* WRITTEN EXERCISE 1
Revise the records from their start through the line that contains "The latch detail 118 is at (317, 503).", putting "disengaged" in place of "unactuated" and keeping all else the same. Leave the pictures out of your answer.

┌─ PASSAGE GIVEN

Opinion
Case No. 06-C-602.
February 5, 2008
DECISION AND ORDER
Milwaukee County Sheriff's Deputies Mark Zidek and Ilir Sino and their union brought this § 1983 action against Sheriff David Clarke Jr., Sheriff's Captain Edward Bailey and Milwaukee County. I determined that defendants had violated plaintiffs' rights under the First Amendment's Establishment Clause and granted summary judgment to plaintiffs. Plaintiffs now ask me to enter judgment in their favor and award them attorneys fees.
I. BACKGROUND
In their suit, plaintiffs contended that defendants invited an evangelical Christian organization, the Fellowship of Christian Centurions ("Centurions"), to make presentations at several meetings that deputies had to attend, including one at which defendants discussed promotion criteria. Plaintiffs further contended that defendants expressed support for the Centurions and permitted it to proselytize at the meetings. Plaintiffs asserted that defendants' violated the First Amendment by "endors[ing] one religion over another, one religious organization over another, one religious institution over another, and religion over non-religion," (Am. Compl. at ¶ 21), and by coercively "mak[ing] religion a criteria for promotion and/or favorable conditions of employment." (Id. at ¶ 22.) In their complaint, plaintiffs asked for compensatory and punitive damages, injunctive and declaratory relief and attorneys fees and costs.
In my summary judgment decision, I found that defendants had invited the Centurions to speak at meetings that deputies had to attend and permitted the Centurions to proselytize and had thereby promoted the Centurions' message. Based on the discussion at one of the meetings involving promotion, I found that a deputy could have reasonably inferred that he would receive more favorable treatment by manifesting receptiveness to the Centurions' message. Thus, I concluded that defendants had violated the Establishment Clause, which "`mandates governmental neutrality between religion and religion, and between religion and nonreligion.'" Vision Church v. Vill. of Long Grove, 468 F.3d 975, 992 (7th Cir. 2006) (quoting McCreary Co. v. Am. Civil Liberties Union, 545 U.S. 844, 860 (2005)). However, I found that defendants had not required deputies to embrace Christianity to be promoted and, therefore, had not violated the First Amendment's Free Exercise Clause.

└─
┌─ INFORMATION PROVIDED

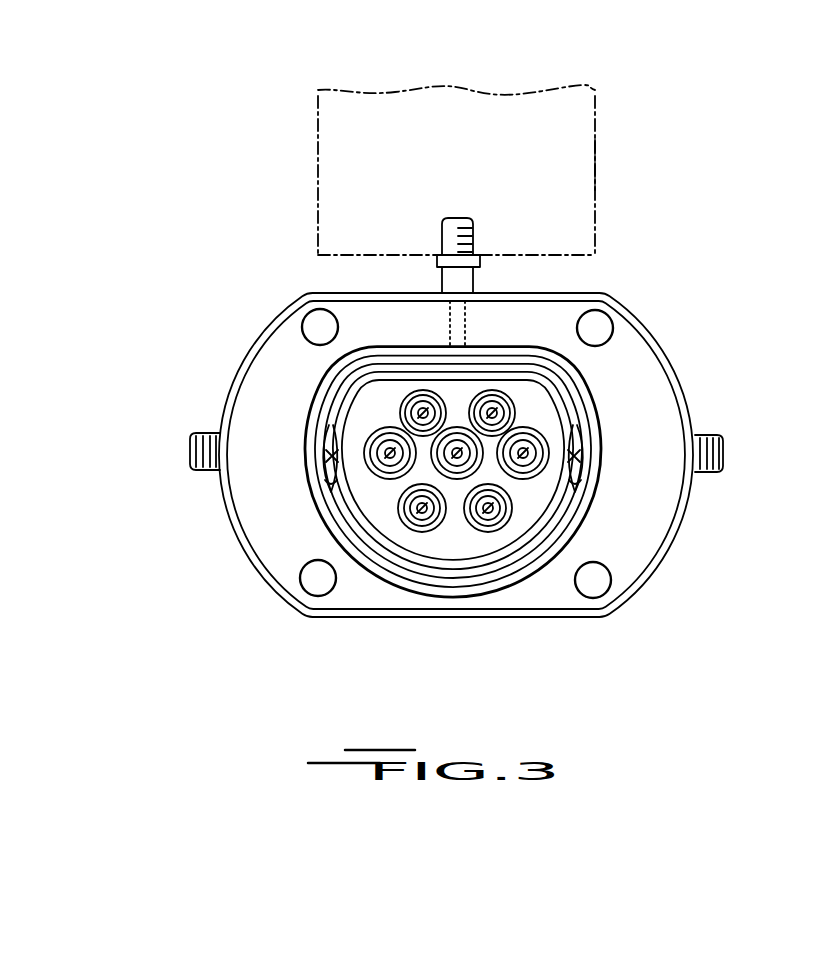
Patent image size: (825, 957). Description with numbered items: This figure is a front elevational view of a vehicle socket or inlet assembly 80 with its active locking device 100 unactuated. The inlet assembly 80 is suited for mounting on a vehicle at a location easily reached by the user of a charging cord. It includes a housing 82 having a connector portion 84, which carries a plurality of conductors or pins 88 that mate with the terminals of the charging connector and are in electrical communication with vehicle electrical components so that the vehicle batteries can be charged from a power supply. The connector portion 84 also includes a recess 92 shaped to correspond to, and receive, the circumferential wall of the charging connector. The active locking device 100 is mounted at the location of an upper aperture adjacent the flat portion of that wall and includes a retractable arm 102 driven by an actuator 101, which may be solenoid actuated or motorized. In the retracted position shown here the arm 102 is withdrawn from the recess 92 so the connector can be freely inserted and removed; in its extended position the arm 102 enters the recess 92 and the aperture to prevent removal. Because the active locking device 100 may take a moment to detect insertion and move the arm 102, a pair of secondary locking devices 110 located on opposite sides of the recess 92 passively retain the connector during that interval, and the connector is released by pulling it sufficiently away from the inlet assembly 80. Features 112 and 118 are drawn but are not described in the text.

The inlet assembly 80 is at (615, 118).
The housing 82 is at (258, 412).
The connector portion 84 is at (323, 517).
The pins 88 is at (523, 478).
The recess 92 is at (388, 552).
The active locking device 100 is at (598, 163).
The actuator 101 is at (351, 100).
The retractable arm 102 is at (478, 325).
The secondary locking devices 110 is at (203, 435).
The latch features 112 is at (335, 430).
The latch detail 118 is at (317, 503).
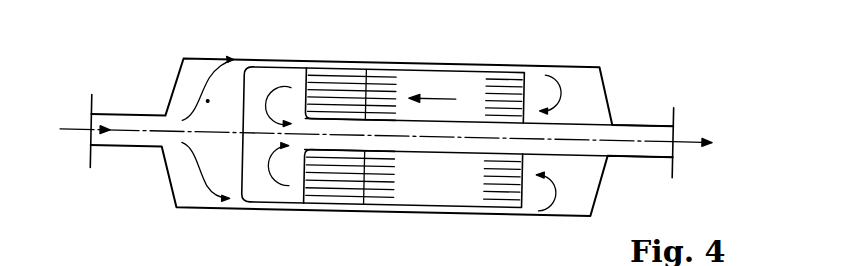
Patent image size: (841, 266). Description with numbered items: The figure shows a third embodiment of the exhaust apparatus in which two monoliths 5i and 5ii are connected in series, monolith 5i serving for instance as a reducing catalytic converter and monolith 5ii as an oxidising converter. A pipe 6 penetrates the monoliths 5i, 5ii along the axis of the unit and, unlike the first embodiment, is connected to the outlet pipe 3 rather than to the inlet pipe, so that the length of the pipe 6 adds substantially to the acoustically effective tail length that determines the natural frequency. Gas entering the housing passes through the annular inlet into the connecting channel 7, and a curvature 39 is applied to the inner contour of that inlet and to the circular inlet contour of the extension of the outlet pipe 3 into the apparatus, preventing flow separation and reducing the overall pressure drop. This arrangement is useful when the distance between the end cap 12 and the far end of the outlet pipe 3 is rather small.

The outlet pipe 3 is at (658, 119).
The end cap 12 is at (603, 86).
The curvature 39 is at (309, 150).
The connecting channel 7 is at (387, 63).
The pipe 6 is at (462, 129).
The monolith 5i is at (328, 91).
The monolith 5ii is at (425, 82).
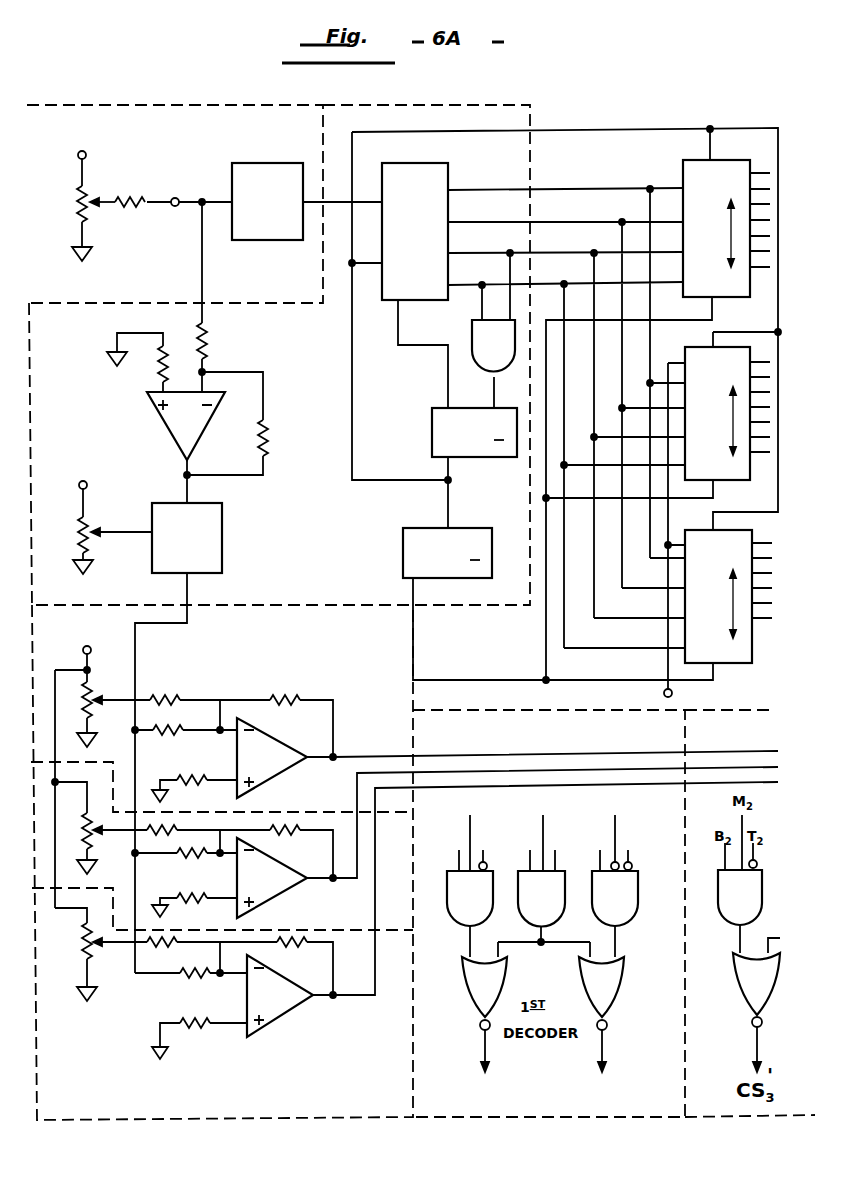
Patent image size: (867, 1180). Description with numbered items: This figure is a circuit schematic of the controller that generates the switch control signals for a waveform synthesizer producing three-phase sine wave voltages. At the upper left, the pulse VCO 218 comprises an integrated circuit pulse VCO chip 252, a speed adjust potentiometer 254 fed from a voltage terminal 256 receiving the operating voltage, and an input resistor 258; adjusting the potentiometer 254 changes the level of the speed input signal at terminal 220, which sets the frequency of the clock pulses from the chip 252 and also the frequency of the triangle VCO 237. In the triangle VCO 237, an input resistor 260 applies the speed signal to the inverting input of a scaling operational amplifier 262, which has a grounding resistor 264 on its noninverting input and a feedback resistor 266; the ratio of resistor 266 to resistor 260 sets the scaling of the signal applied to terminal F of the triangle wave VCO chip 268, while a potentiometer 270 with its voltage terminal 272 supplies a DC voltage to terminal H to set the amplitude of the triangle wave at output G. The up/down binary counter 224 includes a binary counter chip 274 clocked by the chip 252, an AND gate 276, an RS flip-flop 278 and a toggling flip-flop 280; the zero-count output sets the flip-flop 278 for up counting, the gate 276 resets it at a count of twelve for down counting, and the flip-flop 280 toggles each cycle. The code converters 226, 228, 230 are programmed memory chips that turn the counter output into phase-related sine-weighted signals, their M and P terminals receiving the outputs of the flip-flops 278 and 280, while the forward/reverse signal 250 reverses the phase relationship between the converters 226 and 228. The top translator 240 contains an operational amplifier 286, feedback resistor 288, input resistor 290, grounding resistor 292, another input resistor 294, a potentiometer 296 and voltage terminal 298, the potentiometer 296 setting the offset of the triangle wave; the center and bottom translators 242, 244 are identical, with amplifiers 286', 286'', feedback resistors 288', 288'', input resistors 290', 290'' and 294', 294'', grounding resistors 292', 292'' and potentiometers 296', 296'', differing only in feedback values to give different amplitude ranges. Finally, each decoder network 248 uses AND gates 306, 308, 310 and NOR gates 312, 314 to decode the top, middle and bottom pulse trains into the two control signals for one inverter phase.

The pulse VCO 218 is at (182, 143).
The terminal 220 is at (175, 197).
The up/down binary counter 224 is at (385, 128).
The code converter 226 is at (741, 665).
The code converter 228 is at (698, 344).
The code converter 230 is at (723, 160).
The triangle VCO 237 is at (275, 565).
The top translator circuit 240 is at (369, 641).
The center translator circuit 242 is at (342, 905).
The bottom translator circuit 244 is at (332, 1078).
The decoder network 248 is at (552, 743).
The phasing or forward/reverse signal 250 is at (664, 694).
The integrated circuit pulse VCO chip 252 is at (252, 164).
The speed adjust potentiometer 254 is at (89, 188).
The voltage terminal 256 is at (86, 151).
The input resistor 258 is at (133, 212).
The input resistor 260 is at (210, 341).
The scaling operational amplifier 262 is at (202, 432).
The grounding resistor 264 is at (155, 374).
The feedback resistor 266 is at (273, 440).
The triangle wave VCO chip 268 is at (222, 512).
The potentiometer 270 is at (76, 528).
The voltage terminal 272 is at (88, 486).
The integrated circuit binary counter chip 274 is at (447, 172).
The AND gate 276 is at (470, 333).
The RS flip-flop 278 is at (427, 416).
The toggling flip-flop 280 is at (403, 534).
The operational amplifier 286 is at (507, 757).
The operational amplifier 286' is at (507, 842).
The operational amplifier 286'' is at (512, 909).
The feedback resistor 288 is at (276, 700).
The feedback resistor 288' is at (276, 828).
The feedback resistor 288'' is at (281, 966).
The input resistor 290 is at (184, 703).
The input resistor 290' is at (184, 860).
The input resistor 290'' is at (182, 978).
The grounding resistor 292 is at (183, 772).
The grounding resistor 292' is at (200, 912).
The grounding resistor 292'' is at (199, 1045).
The input resistor 294 is at (183, 674).
The input resistor 294' is at (191, 812).
The input resistor 294'' is at (156, 961).
The potentiometer 296 is at (113, 702).
The potentiometer 296' is at (112, 803).
The potentiometer 296'' is at (87, 962).
The voltage terminal 298 is at (89, 650).
The AND gate 306 is at (469, 875).
The AND gate 308 is at (544, 875).
The AND gate 310 is at (614, 875).
The NOR gate 312 is at (484, 1032).
The NOR gate 314 is at (601, 1032).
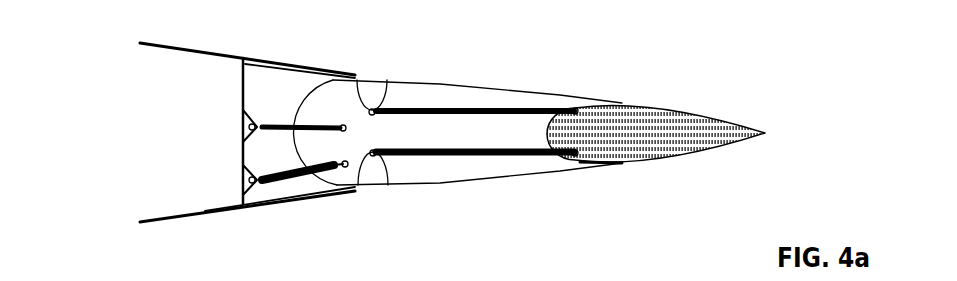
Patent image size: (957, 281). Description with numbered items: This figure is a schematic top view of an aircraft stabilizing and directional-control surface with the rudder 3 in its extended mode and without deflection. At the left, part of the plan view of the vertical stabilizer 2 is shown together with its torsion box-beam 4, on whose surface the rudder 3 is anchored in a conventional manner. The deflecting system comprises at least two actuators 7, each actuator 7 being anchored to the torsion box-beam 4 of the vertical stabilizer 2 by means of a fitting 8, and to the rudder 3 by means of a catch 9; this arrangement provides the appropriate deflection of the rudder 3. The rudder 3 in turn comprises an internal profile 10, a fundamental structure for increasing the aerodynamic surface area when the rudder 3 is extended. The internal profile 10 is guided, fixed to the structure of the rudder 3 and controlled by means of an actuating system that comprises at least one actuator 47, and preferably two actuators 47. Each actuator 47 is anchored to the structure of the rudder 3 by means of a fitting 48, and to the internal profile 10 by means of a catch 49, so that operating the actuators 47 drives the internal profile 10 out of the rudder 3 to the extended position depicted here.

The vertical stabilizer 2 is at (148, 124).
The rudder 3 is at (495, 178).
The torsion box-beam 4 is at (218, 212).
The actuator 7 is at (283, 133).
The fitting 8 is at (242, 165).
The catch 9 is at (345, 161).
The internal profile 10 is at (660, 135).
The actuator 47 is at (402, 114).
The fitting 48 is at (370, 115).
The catch 49 is at (577, 114).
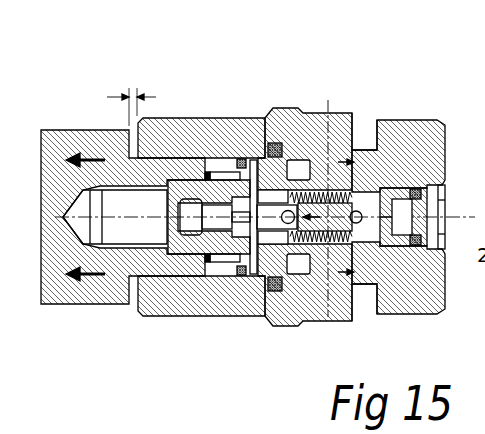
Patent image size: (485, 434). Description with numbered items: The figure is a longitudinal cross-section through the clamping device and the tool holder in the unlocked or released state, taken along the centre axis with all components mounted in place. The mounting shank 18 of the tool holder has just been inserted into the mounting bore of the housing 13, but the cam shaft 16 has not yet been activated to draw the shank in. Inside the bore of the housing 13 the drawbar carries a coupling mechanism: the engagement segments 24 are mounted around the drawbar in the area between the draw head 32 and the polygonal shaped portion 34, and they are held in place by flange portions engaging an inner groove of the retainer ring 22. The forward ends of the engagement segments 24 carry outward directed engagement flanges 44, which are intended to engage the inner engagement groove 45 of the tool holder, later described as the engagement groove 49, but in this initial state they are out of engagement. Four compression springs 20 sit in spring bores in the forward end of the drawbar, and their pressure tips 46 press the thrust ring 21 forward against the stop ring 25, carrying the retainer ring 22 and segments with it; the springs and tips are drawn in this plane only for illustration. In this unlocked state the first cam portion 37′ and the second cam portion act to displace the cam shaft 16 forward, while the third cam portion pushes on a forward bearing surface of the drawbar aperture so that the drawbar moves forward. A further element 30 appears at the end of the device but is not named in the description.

└─

* WRITTEN EXERCISE 2
Do these statements agree with the decision and order? (a) Deputies Mark Zidek and Ilir Sino were among those who brought the action. (b) The court found that defendants had violated the First Amendment's Free Exercise Clause. (c) The complaint asked for punitive damages.

* FULL SOLUTION 1
Patent image size: (825, 957). Description with numbered items: This figure is a front elevational view of a vehicle socket or inlet assembly 80 with its active locking device 100 disengaged. The inlet assembly 80 is suited for mounting on a vehicle at a location easily reached by the user of a charging cord. It includes a housing 82 having a connector portion 84, which carries a plurality of conductors or pins 88 that mate with the terminals of the charging connector and are in electrical communication with vehicle electrical components so that the vehicle batteries can be charged from a power supply. The connector portion 84 also includes a recess 92 shaped to correspond to, and receive, the circumferential wall of the charging connector. The active locking device 100 is mounted at the location of an upper aperture adjacent the flat portion of that wall and includes a retractable arm 102 driven by an actuator 101, which may be solenoid actuated or motorized. In the retracted position shown here the arm 102 is withdrawn from the recess 92 so the connector can be freely inserted and removed; in its extended position the arm 102 enters the recess 92 and the aperture to prevent removal. Because the active locking device 100 may take a moment to detect insertion and move the arm 102, a pair of secondary locking devices 110 located on opposite sides of the recess 92 passively retain the connector during that interval, and the connector is released by pulling it sufficiently away from the inlet assembly 80. Features 112 and 118 are drawn but are not described in the text.

The inlet assembly 80 is at (615, 118).
The housing 82 is at (258, 412).
The connector portion 84 is at (323, 517).
The pins 88 is at (523, 478).
The recess 92 is at (388, 552).
The active locking device 100 is at (598, 163).
The actuator 101 is at (351, 100).
The retractable arm 102 is at (478, 325).
The secondary locking devices 110 is at (203, 435).
The latch features 112 is at (335, 430).
The latch detail 118 is at (317, 503).

* FULL SOLUTION 2
(a) Yes: "Milwaukee County Sheriff's Deputies Mark Zidek and Ilir Sino and their union brought this § 1983 action"
(b) No: "had not violated the First Amendment's Free Exercise Clause"
(c) Yes: "plaintiffs asked for compensatory and punitive damages"